> **Directions for this task**
State the number of lines that include the string "version", and write nothing else.

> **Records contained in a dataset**
_ _ _ _ _ _ _

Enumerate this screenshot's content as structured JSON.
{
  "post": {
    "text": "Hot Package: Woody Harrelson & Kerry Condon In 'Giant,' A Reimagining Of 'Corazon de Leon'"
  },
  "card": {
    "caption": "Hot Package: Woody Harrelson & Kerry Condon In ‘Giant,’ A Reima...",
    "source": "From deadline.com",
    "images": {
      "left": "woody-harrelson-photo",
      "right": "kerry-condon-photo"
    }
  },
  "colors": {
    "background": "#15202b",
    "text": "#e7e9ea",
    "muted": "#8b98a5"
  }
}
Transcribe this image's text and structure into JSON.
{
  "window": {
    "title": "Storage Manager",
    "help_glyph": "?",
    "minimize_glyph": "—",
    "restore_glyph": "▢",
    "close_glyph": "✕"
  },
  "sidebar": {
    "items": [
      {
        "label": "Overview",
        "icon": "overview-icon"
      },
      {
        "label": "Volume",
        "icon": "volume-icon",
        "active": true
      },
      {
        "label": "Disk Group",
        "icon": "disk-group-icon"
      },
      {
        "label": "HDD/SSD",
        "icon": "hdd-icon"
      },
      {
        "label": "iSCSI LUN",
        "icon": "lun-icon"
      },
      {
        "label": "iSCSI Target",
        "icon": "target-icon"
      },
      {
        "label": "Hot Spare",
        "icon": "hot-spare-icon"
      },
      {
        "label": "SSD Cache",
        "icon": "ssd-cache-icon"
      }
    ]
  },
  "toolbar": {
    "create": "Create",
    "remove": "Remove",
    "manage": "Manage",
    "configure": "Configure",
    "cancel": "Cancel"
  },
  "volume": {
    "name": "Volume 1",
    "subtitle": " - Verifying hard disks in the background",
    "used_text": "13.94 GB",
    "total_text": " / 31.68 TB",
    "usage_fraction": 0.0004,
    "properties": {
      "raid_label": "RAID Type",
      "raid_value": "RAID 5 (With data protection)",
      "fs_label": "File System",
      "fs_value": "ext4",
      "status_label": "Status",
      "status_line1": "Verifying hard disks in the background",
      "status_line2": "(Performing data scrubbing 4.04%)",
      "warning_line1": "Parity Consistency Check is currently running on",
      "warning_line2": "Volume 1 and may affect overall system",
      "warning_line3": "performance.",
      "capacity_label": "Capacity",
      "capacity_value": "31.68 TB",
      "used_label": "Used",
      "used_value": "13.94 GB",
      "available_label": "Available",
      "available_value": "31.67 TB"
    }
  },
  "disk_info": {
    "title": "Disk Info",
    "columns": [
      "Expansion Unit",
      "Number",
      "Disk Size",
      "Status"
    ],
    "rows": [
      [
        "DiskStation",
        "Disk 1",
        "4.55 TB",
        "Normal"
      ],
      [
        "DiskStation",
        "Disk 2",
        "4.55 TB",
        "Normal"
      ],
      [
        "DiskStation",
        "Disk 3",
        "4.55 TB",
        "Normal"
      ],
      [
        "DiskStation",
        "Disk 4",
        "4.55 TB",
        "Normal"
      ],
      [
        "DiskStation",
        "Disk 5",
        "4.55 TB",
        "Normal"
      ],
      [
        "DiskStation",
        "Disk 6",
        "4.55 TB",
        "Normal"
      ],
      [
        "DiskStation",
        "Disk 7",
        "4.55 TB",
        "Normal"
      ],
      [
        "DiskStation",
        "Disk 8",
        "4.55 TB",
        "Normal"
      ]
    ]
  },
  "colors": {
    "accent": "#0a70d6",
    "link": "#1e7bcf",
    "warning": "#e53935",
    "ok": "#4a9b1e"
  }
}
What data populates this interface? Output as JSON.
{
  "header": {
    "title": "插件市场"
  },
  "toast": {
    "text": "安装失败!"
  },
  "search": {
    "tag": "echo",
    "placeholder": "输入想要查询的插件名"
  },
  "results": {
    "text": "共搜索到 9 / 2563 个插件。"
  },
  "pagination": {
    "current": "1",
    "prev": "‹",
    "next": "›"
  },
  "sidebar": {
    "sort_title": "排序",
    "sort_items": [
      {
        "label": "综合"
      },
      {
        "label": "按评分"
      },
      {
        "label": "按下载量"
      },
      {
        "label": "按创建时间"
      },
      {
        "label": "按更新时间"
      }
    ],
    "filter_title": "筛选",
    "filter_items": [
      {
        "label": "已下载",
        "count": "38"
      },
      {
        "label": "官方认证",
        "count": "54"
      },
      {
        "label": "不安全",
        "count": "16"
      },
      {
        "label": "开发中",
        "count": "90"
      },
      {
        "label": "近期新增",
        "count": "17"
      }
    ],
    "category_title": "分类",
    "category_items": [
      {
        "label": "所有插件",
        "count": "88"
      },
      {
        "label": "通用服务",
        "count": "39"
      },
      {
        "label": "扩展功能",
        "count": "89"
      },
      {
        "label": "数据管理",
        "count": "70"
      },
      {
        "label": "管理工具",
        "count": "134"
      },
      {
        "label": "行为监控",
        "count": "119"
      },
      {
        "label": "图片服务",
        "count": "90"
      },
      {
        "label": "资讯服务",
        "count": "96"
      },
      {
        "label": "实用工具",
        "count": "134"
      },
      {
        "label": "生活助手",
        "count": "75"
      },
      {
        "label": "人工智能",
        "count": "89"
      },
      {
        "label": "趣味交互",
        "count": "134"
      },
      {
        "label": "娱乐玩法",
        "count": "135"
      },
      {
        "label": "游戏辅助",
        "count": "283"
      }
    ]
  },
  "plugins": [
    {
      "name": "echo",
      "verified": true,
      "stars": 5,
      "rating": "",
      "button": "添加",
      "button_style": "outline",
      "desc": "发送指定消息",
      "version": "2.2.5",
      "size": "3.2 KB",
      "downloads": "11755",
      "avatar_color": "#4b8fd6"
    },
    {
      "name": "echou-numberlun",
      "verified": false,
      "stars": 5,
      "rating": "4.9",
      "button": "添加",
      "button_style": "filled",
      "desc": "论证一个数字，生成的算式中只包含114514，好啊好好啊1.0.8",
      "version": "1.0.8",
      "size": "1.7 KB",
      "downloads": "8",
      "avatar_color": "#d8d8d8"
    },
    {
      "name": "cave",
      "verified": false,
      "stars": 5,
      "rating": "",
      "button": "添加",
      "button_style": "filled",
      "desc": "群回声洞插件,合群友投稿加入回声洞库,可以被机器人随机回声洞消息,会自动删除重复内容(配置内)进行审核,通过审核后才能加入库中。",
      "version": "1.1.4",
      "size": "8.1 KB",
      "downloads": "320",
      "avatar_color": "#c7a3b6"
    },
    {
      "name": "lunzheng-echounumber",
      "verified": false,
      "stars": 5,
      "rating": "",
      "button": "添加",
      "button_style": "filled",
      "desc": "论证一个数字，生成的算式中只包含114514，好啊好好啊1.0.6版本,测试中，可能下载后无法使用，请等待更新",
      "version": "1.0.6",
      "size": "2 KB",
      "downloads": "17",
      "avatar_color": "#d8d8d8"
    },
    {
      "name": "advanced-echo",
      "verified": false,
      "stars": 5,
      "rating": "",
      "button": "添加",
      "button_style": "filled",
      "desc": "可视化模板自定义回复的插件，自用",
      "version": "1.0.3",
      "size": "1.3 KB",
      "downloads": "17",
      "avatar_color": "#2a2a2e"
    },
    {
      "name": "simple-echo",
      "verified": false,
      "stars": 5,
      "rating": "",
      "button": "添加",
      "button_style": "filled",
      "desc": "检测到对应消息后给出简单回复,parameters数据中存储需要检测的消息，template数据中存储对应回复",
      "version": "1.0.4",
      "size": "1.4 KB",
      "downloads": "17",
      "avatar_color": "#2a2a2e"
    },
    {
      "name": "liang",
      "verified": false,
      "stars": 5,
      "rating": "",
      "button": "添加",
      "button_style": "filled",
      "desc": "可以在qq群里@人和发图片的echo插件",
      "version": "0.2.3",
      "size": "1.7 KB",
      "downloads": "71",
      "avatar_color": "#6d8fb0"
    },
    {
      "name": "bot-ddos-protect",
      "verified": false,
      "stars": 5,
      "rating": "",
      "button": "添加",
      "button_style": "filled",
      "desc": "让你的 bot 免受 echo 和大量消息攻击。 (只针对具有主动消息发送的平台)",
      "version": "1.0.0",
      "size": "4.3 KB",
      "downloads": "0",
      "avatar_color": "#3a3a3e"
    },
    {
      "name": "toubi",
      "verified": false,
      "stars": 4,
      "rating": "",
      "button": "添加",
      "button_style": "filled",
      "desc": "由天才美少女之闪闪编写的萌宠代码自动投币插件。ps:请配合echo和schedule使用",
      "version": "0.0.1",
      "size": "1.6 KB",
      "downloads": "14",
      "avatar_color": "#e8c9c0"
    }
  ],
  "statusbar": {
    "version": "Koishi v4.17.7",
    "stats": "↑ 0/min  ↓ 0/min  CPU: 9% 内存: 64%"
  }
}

_ _ _ _ _ _ _

> **Completed task**
10